_GIVEN INSTRUCTION_.
Convert the rows, from the first line through the line containing "tab-disk-arsivi[interactable]: Disk Arşivi", into a JSON array of strings, one string per line, with blank lines omitted.

_MATERIAL FOR THIS EXERCISE_.
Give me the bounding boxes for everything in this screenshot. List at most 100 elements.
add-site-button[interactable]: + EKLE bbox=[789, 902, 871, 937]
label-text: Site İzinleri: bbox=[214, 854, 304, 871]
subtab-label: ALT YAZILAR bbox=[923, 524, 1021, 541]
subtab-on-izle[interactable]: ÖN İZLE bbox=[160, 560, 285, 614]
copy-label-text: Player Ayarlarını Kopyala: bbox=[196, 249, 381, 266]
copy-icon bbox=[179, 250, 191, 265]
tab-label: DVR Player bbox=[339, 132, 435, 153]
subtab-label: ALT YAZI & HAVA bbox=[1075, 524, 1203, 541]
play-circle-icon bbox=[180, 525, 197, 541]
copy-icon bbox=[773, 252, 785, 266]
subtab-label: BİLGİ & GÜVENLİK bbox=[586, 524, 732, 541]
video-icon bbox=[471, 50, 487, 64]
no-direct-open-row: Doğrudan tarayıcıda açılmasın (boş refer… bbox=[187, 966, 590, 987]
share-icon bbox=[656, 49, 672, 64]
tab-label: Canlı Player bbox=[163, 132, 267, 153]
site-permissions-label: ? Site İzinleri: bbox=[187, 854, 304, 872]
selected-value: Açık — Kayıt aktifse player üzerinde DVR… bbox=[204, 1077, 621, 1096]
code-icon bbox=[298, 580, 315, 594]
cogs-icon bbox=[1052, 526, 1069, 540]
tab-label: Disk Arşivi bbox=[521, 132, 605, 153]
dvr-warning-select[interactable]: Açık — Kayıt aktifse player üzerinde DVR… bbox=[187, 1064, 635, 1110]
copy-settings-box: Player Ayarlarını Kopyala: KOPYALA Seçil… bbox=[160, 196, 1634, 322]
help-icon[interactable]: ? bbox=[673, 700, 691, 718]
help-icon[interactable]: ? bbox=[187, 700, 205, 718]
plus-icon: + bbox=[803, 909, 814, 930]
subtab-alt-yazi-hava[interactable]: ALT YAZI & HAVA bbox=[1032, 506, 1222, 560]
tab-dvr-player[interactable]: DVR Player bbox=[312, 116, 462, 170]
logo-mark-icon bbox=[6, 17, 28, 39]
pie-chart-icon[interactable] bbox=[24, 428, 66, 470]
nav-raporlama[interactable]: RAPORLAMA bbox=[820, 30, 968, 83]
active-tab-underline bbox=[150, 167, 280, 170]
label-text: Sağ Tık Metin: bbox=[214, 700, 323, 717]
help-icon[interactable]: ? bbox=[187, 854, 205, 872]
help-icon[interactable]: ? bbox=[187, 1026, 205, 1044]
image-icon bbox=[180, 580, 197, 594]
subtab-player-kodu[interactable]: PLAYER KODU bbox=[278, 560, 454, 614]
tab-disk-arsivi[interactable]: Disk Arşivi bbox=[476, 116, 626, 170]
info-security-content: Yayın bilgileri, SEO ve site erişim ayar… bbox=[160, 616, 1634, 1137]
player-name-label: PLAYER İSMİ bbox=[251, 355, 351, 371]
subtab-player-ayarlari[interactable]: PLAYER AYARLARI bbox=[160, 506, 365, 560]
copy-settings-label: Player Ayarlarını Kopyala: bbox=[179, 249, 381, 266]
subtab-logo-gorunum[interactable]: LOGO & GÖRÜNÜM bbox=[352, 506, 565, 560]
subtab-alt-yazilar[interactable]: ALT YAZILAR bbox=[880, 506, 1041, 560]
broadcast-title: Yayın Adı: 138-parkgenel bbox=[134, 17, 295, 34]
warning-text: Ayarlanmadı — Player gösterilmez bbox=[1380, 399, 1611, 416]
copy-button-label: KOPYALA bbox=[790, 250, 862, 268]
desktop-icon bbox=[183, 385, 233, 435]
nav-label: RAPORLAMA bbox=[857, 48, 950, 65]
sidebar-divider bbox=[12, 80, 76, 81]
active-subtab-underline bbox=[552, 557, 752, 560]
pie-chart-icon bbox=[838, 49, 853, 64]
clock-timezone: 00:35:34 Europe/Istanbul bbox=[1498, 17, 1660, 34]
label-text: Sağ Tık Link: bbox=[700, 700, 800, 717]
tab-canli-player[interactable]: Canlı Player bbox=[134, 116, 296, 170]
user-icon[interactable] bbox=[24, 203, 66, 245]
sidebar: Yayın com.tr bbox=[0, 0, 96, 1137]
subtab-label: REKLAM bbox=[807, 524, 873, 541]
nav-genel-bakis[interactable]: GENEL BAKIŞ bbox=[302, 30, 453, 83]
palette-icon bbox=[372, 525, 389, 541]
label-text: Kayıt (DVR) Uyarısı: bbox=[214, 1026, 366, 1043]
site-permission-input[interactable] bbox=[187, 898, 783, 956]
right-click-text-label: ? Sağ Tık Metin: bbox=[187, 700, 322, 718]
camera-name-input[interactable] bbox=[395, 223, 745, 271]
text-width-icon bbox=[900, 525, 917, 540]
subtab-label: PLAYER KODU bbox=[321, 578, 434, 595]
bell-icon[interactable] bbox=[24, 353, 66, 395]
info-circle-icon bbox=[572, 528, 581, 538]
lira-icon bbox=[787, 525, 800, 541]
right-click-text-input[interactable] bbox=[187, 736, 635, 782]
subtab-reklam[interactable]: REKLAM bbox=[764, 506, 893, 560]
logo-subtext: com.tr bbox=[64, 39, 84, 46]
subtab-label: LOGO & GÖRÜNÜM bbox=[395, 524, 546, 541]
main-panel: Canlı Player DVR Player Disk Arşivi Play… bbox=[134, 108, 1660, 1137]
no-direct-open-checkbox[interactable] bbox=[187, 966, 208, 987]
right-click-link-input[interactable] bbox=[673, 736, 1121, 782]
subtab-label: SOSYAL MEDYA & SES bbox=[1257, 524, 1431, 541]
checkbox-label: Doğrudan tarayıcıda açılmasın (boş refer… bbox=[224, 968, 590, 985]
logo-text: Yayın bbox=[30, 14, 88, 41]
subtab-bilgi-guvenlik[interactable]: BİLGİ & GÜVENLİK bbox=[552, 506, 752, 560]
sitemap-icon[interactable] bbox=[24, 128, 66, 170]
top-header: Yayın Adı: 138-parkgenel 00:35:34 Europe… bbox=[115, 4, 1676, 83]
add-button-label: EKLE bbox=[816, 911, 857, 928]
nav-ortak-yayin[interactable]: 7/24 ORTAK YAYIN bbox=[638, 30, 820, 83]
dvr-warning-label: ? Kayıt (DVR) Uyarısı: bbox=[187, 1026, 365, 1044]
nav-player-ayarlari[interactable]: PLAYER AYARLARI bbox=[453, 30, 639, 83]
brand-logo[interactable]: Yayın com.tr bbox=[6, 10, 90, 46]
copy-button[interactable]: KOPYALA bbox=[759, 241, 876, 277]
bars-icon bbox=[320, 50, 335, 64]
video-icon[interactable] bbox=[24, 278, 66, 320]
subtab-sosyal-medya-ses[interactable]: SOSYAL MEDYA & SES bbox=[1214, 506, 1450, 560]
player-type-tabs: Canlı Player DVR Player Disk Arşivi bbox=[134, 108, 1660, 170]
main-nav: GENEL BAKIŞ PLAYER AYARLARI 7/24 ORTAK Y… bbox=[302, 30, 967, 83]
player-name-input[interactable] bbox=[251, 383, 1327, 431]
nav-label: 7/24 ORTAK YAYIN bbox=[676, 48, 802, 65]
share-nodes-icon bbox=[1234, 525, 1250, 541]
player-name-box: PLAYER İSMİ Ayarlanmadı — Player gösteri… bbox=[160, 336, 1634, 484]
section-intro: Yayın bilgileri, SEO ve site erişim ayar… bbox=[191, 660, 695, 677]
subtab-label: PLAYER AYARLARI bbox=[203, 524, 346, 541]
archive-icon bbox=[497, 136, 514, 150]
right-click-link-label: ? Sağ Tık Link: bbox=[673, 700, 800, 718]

_REPLY TO THE EXERCISE_.
[
  "Give me the bounding boxes for everything in this screenshot. List at most 100 elements.",
  "add-site-button[interactable]: + EKLE bbox=[789, 902, 871, 937]",
  "label-text: Site İzinleri: bbox=[214, 854, 304, 871]",
  "subtab-label: ALT YAZILAR bbox=[923, 524, 1021, 541]",
  "subtab-on-izle[interactable]: ÖN İZLE bbox=[160, 560, 285, 614]",
  "copy-label-text: Player Ayarlarını Kopyala: bbox=[196, 249, 381, 266]",
  "copy-icon bbox=[179, 250, 191, 265]",
  "tab-label: DVR Player bbox=[339, 132, 435, 153]",
  "subtab-label: ALT YAZI & HAVA bbox=[1075, 524, 1203, 541]",
  "play-circle-icon bbox=[180, 525, 197, 541]",
  "copy-icon bbox=[773, 252, 785, 266]",
  "subtab-label: BİLGİ & GÜVENLİK bbox=[586, 524, 732, 541]",
  "video-icon bbox=[471, 50, 487, 64]",
  "no-direct-open-row: Doğrudan tarayıcıda açılmasın (boş refer… bbox=[187, 966, 590, 987]",
  "share-icon bbox=[656, 49, 672, 64]",
  "tab-label: Canlı Player bbox=[163, 132, 267, 153]",
  "site-permissions-label: ? Site İzinleri: bbox=[187, 854, 304, 872]",
  "selected-value: Açık — Kayıt aktifse player üzerinde DVR… bbox=[204, 1077, 621, 1096]",
  "code-icon bbox=[298, 580, 315, 594]",
  "cogs-icon bbox=[1052, 526, 1069, 540]",
  "tab-label: Disk Arşivi bbox=[521, 132, 605, 153]",
  "dvr-warning-select[interactable]: Açık — Kayıt aktifse player üzerinde DVR… bbox=[187, 1064, 635, 1110]",
  "copy-settings-box: Player Ayarlarını Kopyala: KOPYALA Seçil… bbox=[160, 196, 1634, 322]",
  "help-icon[interactable]: ? bbox=[673, 700, 691, 718]",
  "help-icon[interactable]: ? bbox=[187, 700, 205, 718]",
  "plus-icon: + bbox=[803, 909, 814, 930]",
  "subtab-alt-yazi-hava[interactable]: ALT YAZI & HAVA bbox=[1032, 506, 1222, 560]",
  "tab-dvr-player[interactable]: DVR Player bbox=[312, 116, 462, 170]",
  "logo-mark-icon bbox=[6, 17, 28, 39]",
  "pie-chart-icon[interactable] bbox=[24, 428, 66, 470]",
  "nav-raporlama[interactable]: RAPORLAMA bbox=[820, 30, 968, 83]",
  "active-tab-underline bbox=[150, 167, 280, 170]",
  "label-text: Sağ Tık Metin: bbox=[214, 700, 323, 717]",
  "help-icon[interactable]: ? bbox=[187, 854, 205, 872]",
  "help-icon[interactable]: ? bbox=[187, 1026, 205, 1044]",
  "image-icon bbox=[180, 580, 197, 594]",
  "subtab-player-kodu[interactable]: PLAYER KODU bbox=[278, 560, 454, 614]",
  "tab-disk-arsivi[interactable]: Disk Arşivi bbox=[476, 116, 626, 170]"
]